Dataset records
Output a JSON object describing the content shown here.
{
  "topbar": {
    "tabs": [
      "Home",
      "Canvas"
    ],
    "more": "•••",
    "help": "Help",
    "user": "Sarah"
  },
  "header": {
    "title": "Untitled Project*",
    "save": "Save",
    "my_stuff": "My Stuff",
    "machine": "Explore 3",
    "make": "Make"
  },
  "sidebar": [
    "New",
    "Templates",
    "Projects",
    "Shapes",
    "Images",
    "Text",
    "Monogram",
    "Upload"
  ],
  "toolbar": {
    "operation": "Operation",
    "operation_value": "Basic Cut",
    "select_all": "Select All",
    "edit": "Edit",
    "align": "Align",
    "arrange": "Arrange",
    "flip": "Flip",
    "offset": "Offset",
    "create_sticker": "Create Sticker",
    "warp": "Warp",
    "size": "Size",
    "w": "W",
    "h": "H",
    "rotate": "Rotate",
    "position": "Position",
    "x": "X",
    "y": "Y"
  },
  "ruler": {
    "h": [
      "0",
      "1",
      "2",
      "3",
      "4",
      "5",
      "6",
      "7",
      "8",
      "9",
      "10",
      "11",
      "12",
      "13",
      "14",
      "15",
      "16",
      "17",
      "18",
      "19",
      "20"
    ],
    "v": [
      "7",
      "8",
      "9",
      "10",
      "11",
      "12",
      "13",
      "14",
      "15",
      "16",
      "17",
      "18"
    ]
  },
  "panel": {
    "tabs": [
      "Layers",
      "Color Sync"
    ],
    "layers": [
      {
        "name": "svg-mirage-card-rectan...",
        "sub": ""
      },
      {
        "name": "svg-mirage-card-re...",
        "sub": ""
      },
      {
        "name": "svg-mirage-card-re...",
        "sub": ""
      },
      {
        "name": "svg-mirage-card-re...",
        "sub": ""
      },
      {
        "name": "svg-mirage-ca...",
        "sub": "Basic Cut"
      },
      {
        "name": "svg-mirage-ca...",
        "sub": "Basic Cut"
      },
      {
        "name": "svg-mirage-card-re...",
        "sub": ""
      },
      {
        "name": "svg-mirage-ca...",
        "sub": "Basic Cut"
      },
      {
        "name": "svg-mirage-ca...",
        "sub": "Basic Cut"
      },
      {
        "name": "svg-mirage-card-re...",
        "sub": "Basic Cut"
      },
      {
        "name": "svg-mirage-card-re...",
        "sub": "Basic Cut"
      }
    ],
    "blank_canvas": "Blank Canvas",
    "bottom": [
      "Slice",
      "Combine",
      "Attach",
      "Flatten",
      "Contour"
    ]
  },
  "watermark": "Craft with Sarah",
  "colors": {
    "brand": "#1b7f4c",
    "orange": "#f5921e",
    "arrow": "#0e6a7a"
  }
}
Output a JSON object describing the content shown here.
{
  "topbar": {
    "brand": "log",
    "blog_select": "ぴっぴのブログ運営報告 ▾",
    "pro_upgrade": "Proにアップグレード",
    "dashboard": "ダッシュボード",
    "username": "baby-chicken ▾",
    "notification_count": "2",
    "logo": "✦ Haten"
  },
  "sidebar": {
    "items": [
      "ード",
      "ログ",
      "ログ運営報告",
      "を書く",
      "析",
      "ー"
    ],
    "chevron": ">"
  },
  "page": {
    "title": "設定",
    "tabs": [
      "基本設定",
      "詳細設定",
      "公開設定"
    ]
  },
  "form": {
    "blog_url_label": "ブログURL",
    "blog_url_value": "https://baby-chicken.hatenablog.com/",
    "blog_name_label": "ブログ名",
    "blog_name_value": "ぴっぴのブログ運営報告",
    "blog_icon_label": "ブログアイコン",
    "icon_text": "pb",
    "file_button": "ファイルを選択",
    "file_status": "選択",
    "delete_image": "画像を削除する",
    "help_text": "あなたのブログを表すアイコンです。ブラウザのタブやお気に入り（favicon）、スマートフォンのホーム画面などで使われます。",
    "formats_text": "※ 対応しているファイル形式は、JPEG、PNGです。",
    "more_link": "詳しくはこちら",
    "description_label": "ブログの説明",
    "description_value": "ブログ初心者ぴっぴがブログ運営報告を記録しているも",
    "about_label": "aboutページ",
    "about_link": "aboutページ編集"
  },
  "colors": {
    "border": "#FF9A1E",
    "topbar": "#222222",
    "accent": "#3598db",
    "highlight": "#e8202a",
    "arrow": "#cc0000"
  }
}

■ **WHAT YOU WILL DO**
Tally up how many lines in the preceding listing contain the word "chicken". Give nothing but the number.

■ **RESULT**
2